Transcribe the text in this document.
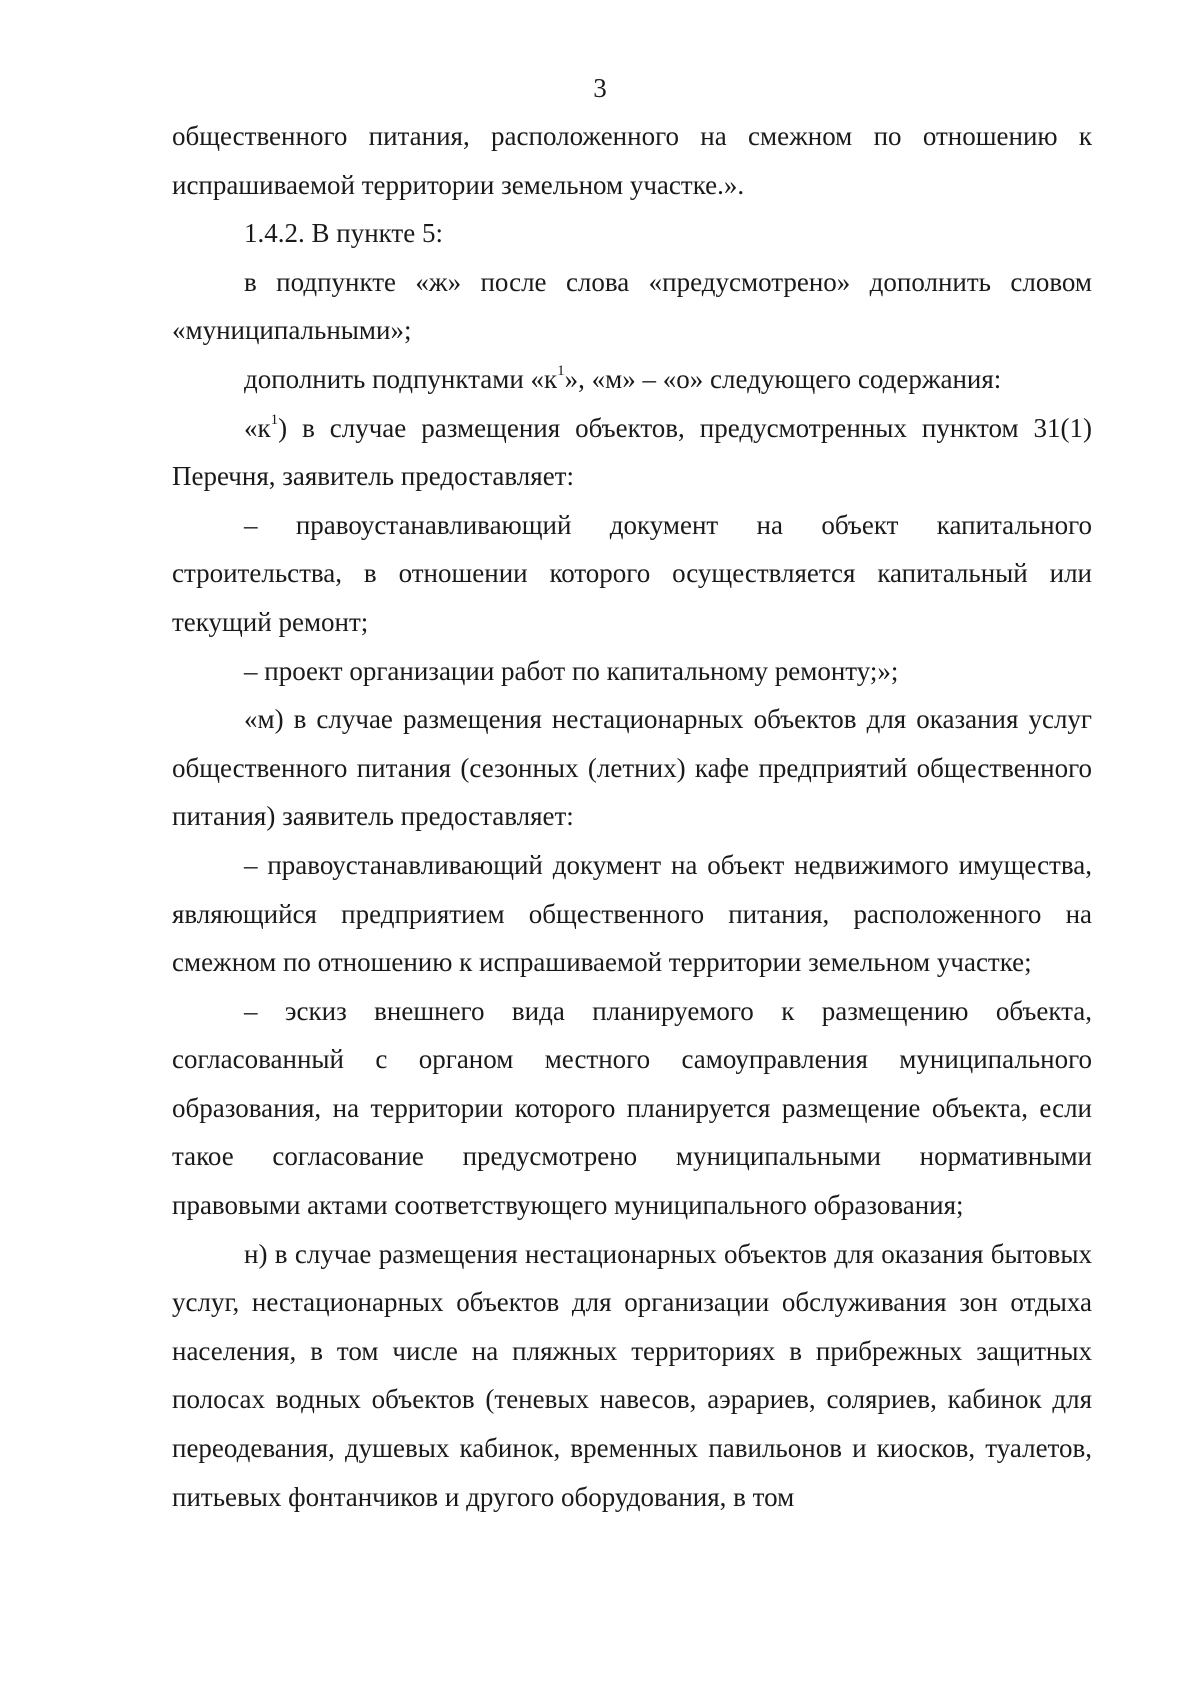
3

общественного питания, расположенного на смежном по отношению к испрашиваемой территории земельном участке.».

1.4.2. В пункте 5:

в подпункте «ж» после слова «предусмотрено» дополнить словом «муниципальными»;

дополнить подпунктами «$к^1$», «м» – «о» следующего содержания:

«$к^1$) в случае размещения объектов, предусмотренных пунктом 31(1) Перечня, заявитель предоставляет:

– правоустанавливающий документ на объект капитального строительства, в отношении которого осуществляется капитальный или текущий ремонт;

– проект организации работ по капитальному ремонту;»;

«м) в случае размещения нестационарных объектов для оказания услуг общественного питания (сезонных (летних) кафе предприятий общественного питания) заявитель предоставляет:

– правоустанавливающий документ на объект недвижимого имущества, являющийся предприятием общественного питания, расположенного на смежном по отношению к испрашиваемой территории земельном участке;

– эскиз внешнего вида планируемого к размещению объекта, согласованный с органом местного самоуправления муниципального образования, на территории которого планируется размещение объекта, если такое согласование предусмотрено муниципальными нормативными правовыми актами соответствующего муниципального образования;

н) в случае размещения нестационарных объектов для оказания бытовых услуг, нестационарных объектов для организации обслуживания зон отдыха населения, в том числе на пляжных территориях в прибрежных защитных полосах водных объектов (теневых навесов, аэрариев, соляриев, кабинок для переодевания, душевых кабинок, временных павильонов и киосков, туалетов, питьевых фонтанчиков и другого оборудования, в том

* * *

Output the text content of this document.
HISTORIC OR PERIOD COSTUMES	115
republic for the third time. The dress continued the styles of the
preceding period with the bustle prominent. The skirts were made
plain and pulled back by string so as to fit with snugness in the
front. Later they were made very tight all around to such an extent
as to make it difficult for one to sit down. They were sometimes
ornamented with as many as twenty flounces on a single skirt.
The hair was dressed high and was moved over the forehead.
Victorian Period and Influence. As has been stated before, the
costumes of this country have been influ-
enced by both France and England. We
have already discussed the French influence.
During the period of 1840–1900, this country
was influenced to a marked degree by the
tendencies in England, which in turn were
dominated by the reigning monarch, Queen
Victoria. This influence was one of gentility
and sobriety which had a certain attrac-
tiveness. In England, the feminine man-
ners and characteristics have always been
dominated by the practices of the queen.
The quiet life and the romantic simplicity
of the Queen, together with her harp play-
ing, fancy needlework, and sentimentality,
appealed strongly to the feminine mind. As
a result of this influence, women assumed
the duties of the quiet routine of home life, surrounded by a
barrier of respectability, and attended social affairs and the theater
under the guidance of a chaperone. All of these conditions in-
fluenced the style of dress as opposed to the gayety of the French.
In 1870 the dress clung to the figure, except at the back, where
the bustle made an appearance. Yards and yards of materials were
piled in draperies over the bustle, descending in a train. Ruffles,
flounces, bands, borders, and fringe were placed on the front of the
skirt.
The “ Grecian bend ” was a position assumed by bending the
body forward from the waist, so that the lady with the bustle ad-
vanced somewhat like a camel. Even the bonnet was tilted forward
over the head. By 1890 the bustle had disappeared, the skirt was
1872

* * *

◆ WORK TO DO:
Go through the data and gather every line that holds "have".

◆ ANSWER TO THIS EXERCISE:
costumes of this country have been influ-
have already discussed the French influence.
ners and characteristics have always been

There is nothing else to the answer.